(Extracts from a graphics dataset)
++++++

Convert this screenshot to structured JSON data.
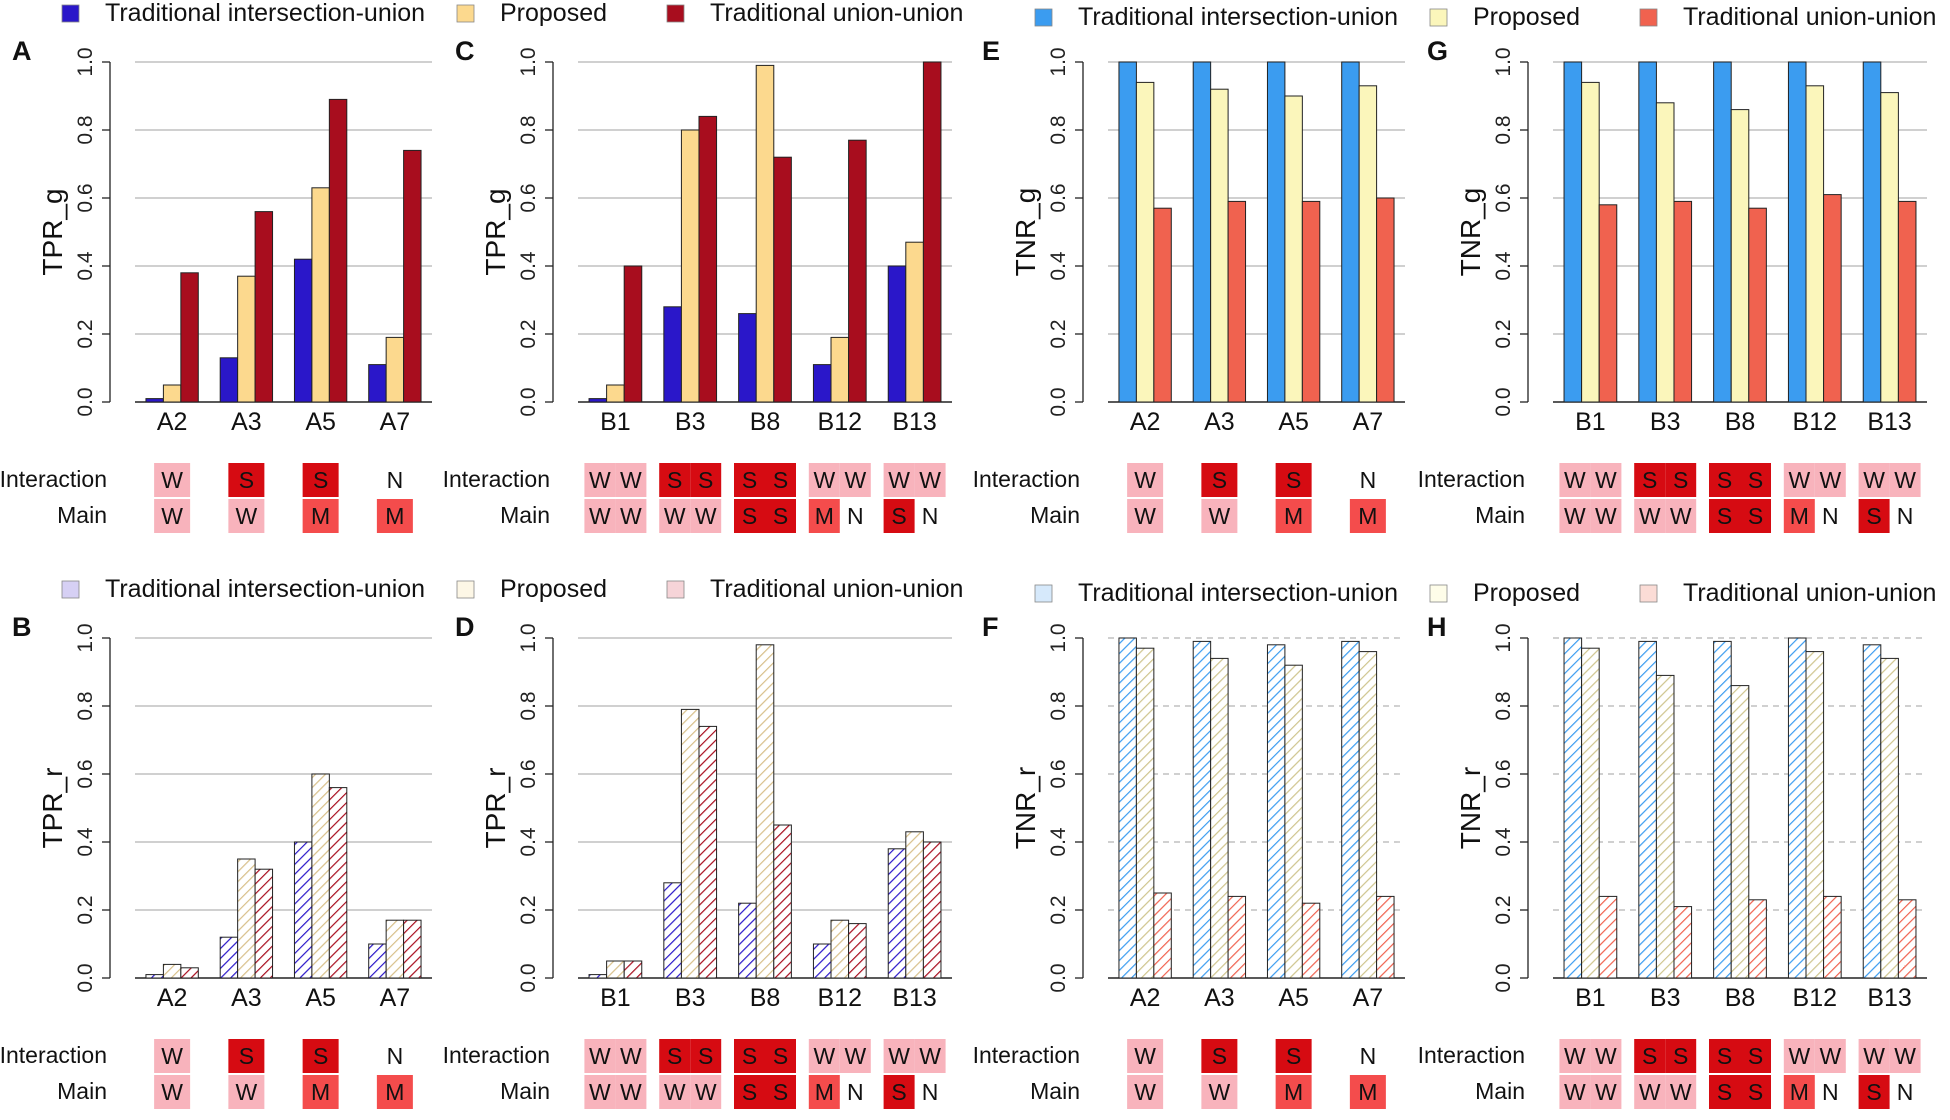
{
  "colors": {
    "ti_dark": "#2a17c9",
    "prop_dark": "#fcd98e",
    "tu_dark": "#a80d1e",
    "ti_blue": "#3b9cf0",
    "prop_yellow": "#fbf6bb",
    "tu_red": "#f0624f",
    "ti_hatch_dark": "#2a17c9",
    "prop_hatch_dark": "#d8c08a",
    "tu_hatch_dark": "#a80d1e",
    "ti_hatch_blue": "#3b9cf0",
    "prop_hatch_yellow": "#c8c08a",
    "tu_hatch_red": "#f0624f",
    "W": "#f8b3bc",
    "S": "#d60b12",
    "M": "#f44c4c",
    "N": "#ffffff"
  },
  "legends": [
    {
      "items": [
        "Traditional intersection-union",
        "Proposed",
        "Traditional union-union"
      ],
      "style": "dark-solid"
    },
    {
      "items": [
        "Traditional intersection-union",
        "Proposed",
        "Traditional union-union"
      ],
      "style": "light-solid"
    },
    {
      "items": [
        "Traditional intersection-union",
        "Proposed",
        "Traditional union-union"
      ],
      "style": "dark-hatch"
    },
    {
      "items": [
        "Traditional intersection-union",
        "Proposed",
        "Traditional union-union"
      ],
      "style": "light-hatch"
    }
  ],
  "table_labels": {
    "interaction": "Interaction",
    "main": "Main"
  },
  "chart_data": [
    {
      "panel": "A",
      "type": "bar",
      "ylabel": "TPR_g",
      "ylim": [
        0,
        1
      ],
      "yticks": [
        "0.0",
        "0.2",
        "0.4",
        "0.6",
        "0.8",
        "1.0"
      ],
      "categories": [
        "A2",
        "A3",
        "A5",
        "A7"
      ],
      "series": [
        {
          "name": "Traditional intersection-union",
          "values": [
            0.01,
            0.13,
            0.42,
            0.11
          ]
        },
        {
          "name": "Proposed",
          "values": [
            0.05,
            0.37,
            0.63,
            0.19
          ]
        },
        {
          "name": "Traditional union-union",
          "values": [
            0.38,
            0.56,
            0.89,
            0.74
          ]
        }
      ],
      "interaction": [
        [
          "W"
        ],
        [
          "S"
        ],
        [
          "S"
        ],
        [
          "N"
        ]
      ],
      "main": [
        [
          "W"
        ],
        [
          "W"
        ],
        [
          "M"
        ],
        [
          "M"
        ]
      ]
    },
    {
      "panel": "B",
      "type": "bar",
      "ylabel": "TPR_r",
      "ylim": [
        0,
        1
      ],
      "yticks": [
        "0.0",
        "0.2",
        "0.4",
        "0.6",
        "0.8",
        "1.0"
      ],
      "categories": [
        "A2",
        "A3",
        "A5",
        "A7"
      ],
      "series": [
        {
          "name": "Traditional intersection-union",
          "values": [
            0.01,
            0.12,
            0.4,
            0.1
          ]
        },
        {
          "name": "Proposed",
          "values": [
            0.04,
            0.35,
            0.6,
            0.17
          ]
        },
        {
          "name": "Traditional union-union",
          "values": [
            0.03,
            0.32,
            0.56,
            0.17
          ]
        }
      ],
      "interaction": [
        [
          "W"
        ],
        [
          "S"
        ],
        [
          "S"
        ],
        [
          "N"
        ]
      ],
      "main": [
        [
          "W"
        ],
        [
          "W"
        ],
        [
          "M"
        ],
        [
          "M"
        ]
      ]
    },
    {
      "panel": "C",
      "type": "bar",
      "ylabel": "TPR_g",
      "ylim": [
        0,
        1
      ],
      "yticks": [
        "0.0",
        "0.2",
        "0.4",
        "0.6",
        "0.8",
        "1.0"
      ],
      "categories": [
        "B1",
        "B3",
        "B8",
        "B12",
        "B13"
      ],
      "series": [
        {
          "name": "Traditional intersection-union",
          "values": [
            0.01,
            0.28,
            0.26,
            0.11,
            0.4
          ]
        },
        {
          "name": "Proposed",
          "values": [
            0.05,
            0.8,
            0.99,
            0.19,
            0.47
          ]
        },
        {
          "name": "Traditional union-union",
          "values": [
            0.4,
            0.84,
            0.72,
            0.77,
            1.0
          ]
        }
      ],
      "interaction": [
        [
          "W",
          "W"
        ],
        [
          "S",
          "S"
        ],
        [
          "S",
          "S"
        ],
        [
          "W",
          "W"
        ],
        [
          "W",
          "W"
        ]
      ],
      "main": [
        [
          "W",
          "W"
        ],
        [
          "W",
          "W"
        ],
        [
          "S",
          "S"
        ],
        [
          "M",
          "N"
        ],
        [
          "S",
          "N"
        ]
      ]
    },
    {
      "panel": "D",
      "type": "bar",
      "ylabel": "TPR_r",
      "ylim": [
        0,
        1
      ],
      "yticks": [
        "0.0",
        "0.2",
        "0.4",
        "0.6",
        "0.8",
        "1.0"
      ],
      "categories": [
        "B1",
        "B3",
        "B8",
        "B12",
        "B13"
      ],
      "series": [
        {
          "name": "Traditional intersection-union",
          "values": [
            0.01,
            0.28,
            0.22,
            0.1,
            0.38
          ]
        },
        {
          "name": "Proposed",
          "values": [
            0.05,
            0.79,
            0.98,
            0.17,
            0.43
          ]
        },
        {
          "name": "Traditional union-union",
          "values": [
            0.05,
            0.74,
            0.45,
            0.16,
            0.4
          ]
        }
      ],
      "interaction": [
        [
          "W",
          "W"
        ],
        [
          "S",
          "S"
        ],
        [
          "S",
          "S"
        ],
        [
          "W",
          "W"
        ],
        [
          "W",
          "W"
        ]
      ],
      "main": [
        [
          "W",
          "W"
        ],
        [
          "W",
          "W"
        ],
        [
          "S",
          "S"
        ],
        [
          "M",
          "N"
        ],
        [
          "S",
          "N"
        ]
      ]
    },
    {
      "panel": "E",
      "type": "bar",
      "ylabel": "TNR_g",
      "ylim": [
        0,
        1
      ],
      "yticks": [
        "0.0",
        "0.2",
        "0.4",
        "0.6",
        "0.8",
        "1.0"
      ],
      "categories": [
        "A2",
        "A3",
        "A5",
        "A7"
      ],
      "series": [
        {
          "name": "Traditional intersection-union",
          "values": [
            1.0,
            1.0,
            1.0,
            1.0
          ]
        },
        {
          "name": "Proposed",
          "values": [
            0.94,
            0.92,
            0.9,
            0.93
          ]
        },
        {
          "name": "Traditional union-union",
          "values": [
            0.57,
            0.59,
            0.59,
            0.6
          ]
        }
      ],
      "interaction": [
        [
          "W"
        ],
        [
          "S"
        ],
        [
          "S"
        ],
        [
          "N"
        ]
      ],
      "main": [
        [
          "W"
        ],
        [
          "W"
        ],
        [
          "M"
        ],
        [
          "M"
        ]
      ]
    },
    {
      "panel": "F",
      "type": "bar",
      "ylabel": "TNR_r",
      "ylim": [
        0,
        1
      ],
      "yticks": [
        "0.0",
        "0.2",
        "0.4",
        "0.6",
        "0.8",
        "1.0"
      ],
      "categories": [
        "A2",
        "A3",
        "A5",
        "A7"
      ],
      "series": [
        {
          "name": "Traditional intersection-union",
          "values": [
            1.0,
            0.99,
            0.98,
            0.99
          ]
        },
        {
          "name": "Proposed",
          "values": [
            0.97,
            0.94,
            0.92,
            0.96
          ]
        },
        {
          "name": "Traditional union-union",
          "values": [
            0.25,
            0.24,
            0.22,
            0.24
          ]
        }
      ],
      "interaction": [
        [
          "W"
        ],
        [
          "S"
        ],
        [
          "S"
        ],
        [
          "N"
        ]
      ],
      "main": [
        [
          "W"
        ],
        [
          "W"
        ],
        [
          "M"
        ],
        [
          "M"
        ]
      ]
    },
    {
      "panel": "G",
      "type": "bar",
      "ylabel": "TNR_g",
      "ylim": [
        0,
        1
      ],
      "yticks": [
        "0.0",
        "0.2",
        "0.4",
        "0.6",
        "0.8",
        "1.0"
      ],
      "categories": [
        "B1",
        "B3",
        "B8",
        "B12",
        "B13"
      ],
      "series": [
        {
          "name": "Traditional intersection-union",
          "values": [
            1.0,
            1.0,
            1.0,
            1.0,
            1.0
          ]
        },
        {
          "name": "Proposed",
          "values": [
            0.94,
            0.88,
            0.86,
            0.93,
            0.91
          ]
        },
        {
          "name": "Traditional union-union",
          "values": [
            0.58,
            0.59,
            0.57,
            0.61,
            0.59
          ]
        }
      ],
      "interaction": [
        [
          "W",
          "W"
        ],
        [
          "S",
          "S"
        ],
        [
          "S",
          "S"
        ],
        [
          "W",
          "W"
        ],
        [
          "W",
          "W"
        ]
      ],
      "main": [
        [
          "W",
          "W"
        ],
        [
          "W",
          "W"
        ],
        [
          "S",
          "S"
        ],
        [
          "M",
          "N"
        ],
        [
          "S",
          "N"
        ]
      ]
    },
    {
      "panel": "H",
      "type": "bar",
      "ylabel": "TNR_r",
      "ylim": [
        0,
        1
      ],
      "yticks": [
        "0.0",
        "0.2",
        "0.4",
        "0.6",
        "0.8",
        "1.0"
      ],
      "categories": [
        "B1",
        "B3",
        "B8",
        "B12",
        "B13"
      ],
      "series": [
        {
          "name": "Traditional intersection-union",
          "values": [
            1.0,
            0.99,
            0.99,
            1.0,
            0.98
          ]
        },
        {
          "name": "Proposed",
          "values": [
            0.97,
            0.89,
            0.86,
            0.96,
            0.94
          ]
        },
        {
          "name": "Traditional union-union",
          "values": [
            0.24,
            0.21,
            0.23,
            0.24,
            0.23
          ]
        }
      ],
      "interaction": [
        [
          "W",
          "W"
        ],
        [
          "S",
          "S"
        ],
        [
          "S",
          "S"
        ],
        [
          "W",
          "W"
        ],
        [
          "W",
          "W"
        ]
      ],
      "main": [
        [
          "W",
          "W"
        ],
        [
          "W",
          "W"
        ],
        [
          "S",
          "S"
        ],
        [
          "M",
          "N"
        ],
        [
          "S",
          "N"
        ]
      ]
    }
  ]
}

++++++

SET PROBLEM: Tell how many lines include "style". The number is the whole answer.

EXPECTED OUTPUT: 4